* CHALLENGE:
Pictures stay out; everything else in the records below is copied exactly.

************

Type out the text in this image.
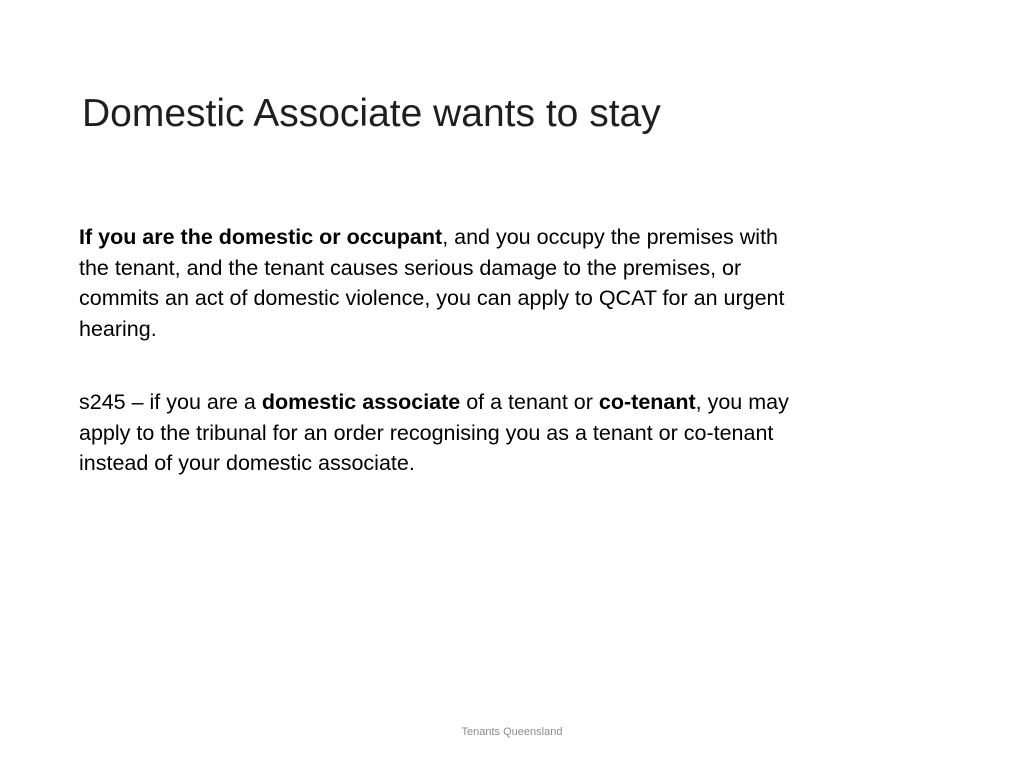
Domestic Associate wants to stay

If you are the domestic or occupant, and you occupy the premises with the tenant, and the tenant causes serious damage to the premises, or commits an act of domestic violence, you can apply to QCAT for an urgent hearing.

s245 – if you are a domestic associate of a tenant or co-tenant, you may apply to the tribunal for an order recognising you as a tenant or co-tenant instead of your domestic associate.

Tenants Queensland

************

* RESULT OF THIS TASK:
Type out the text in this image.
Domestic Associate wants to stay

If you are the domestic or occupant, and you occupy the premises with the tenant, and the tenant causes serious damage to the premises, or commits an act of domestic violence, you can apply to QCAT for an urgent hearing.

s245 – if you are a domestic associate of a tenant or co-tenant, you may apply to the tribunal for an order recognising you as a tenant or co-tenant instead of your domestic associate.

Tenants Queensland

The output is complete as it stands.